• Wybrany fragment:
--- --- ---

Autor Wątek: WYWIADY Z FORUMOWICZAMI :)  (Przeczytany 140602 razy)

0 użytkowników i 1 Gość przegląda ten wątek.

Offline Sylwina

  • Chuck Norris
  • ********
  • Wiadomości: 2974
  • Płeć: Kobieta
  • Szczescie to wszystko czego chcem
  • data ślubu: 27.09.2008
Odp: WYWIADY Z FORUMOWICZAMI :)
« Odpowiedź #510 dnia: 20 Września 2008, 10:52 »
witam...myslalam i myslalam

Kieruje pytanie do.... Marty

Moje refleksje z wesela,czyli co zrobilabym inaczej,a czego bylo mi malo (moze)



ach wlasnie Adianko -masz racje!
Wiec pytanie jest do Marty 082008
juz jej napisalam na jej watku

Offline marta082008

  • Chuck Norris
  • ********
  • Wiadomości: 14122
  • Płeć: Kobieta
  • data ślubu: 16.08.2008
  • Skąd:: Szczecin
Odp: WYWIADY Z FORUMOWICZAMI :)
« Odpowiedź #511 dnia: 22 Września 2008, 13:58 »

Moje refleksje z wesela,czyli co zrobilabym inaczej,a czego bylo mi malo (moze)

--- --- ---

• Co trzeba zrobić:
Skopiuj bez żadnych zmian fragment wątku z forum od słów „witam...myslalam i myslalam” aż po słowa „Adianko -masz racje!”.

• Przekazane dane:
--- --- ---

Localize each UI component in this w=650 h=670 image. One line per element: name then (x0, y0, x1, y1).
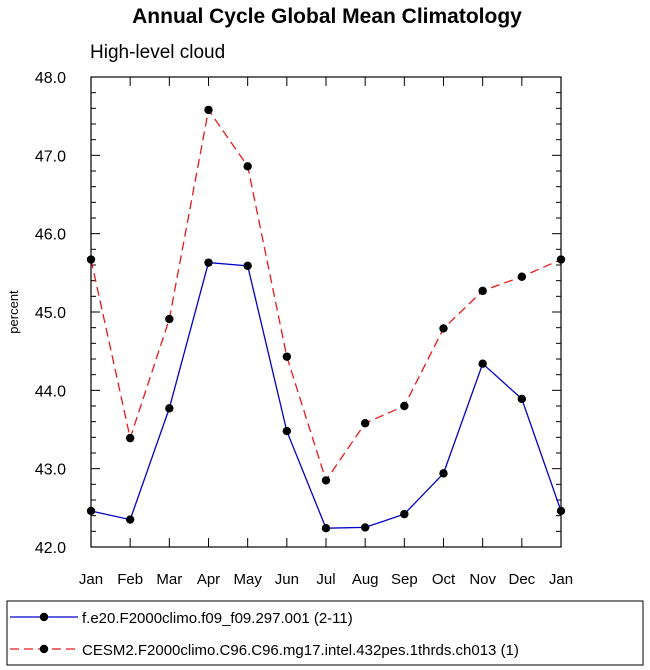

--- --- ---

• Wykonane zadanie:
witam...myslalam i myslalam

Kieruje pytanie do.... Marty

Moje refleksje z wesela,czyli co zrobilabym inaczej,a czego bylo mi malo (moze)



ach wlasnie Adianko -masz racje!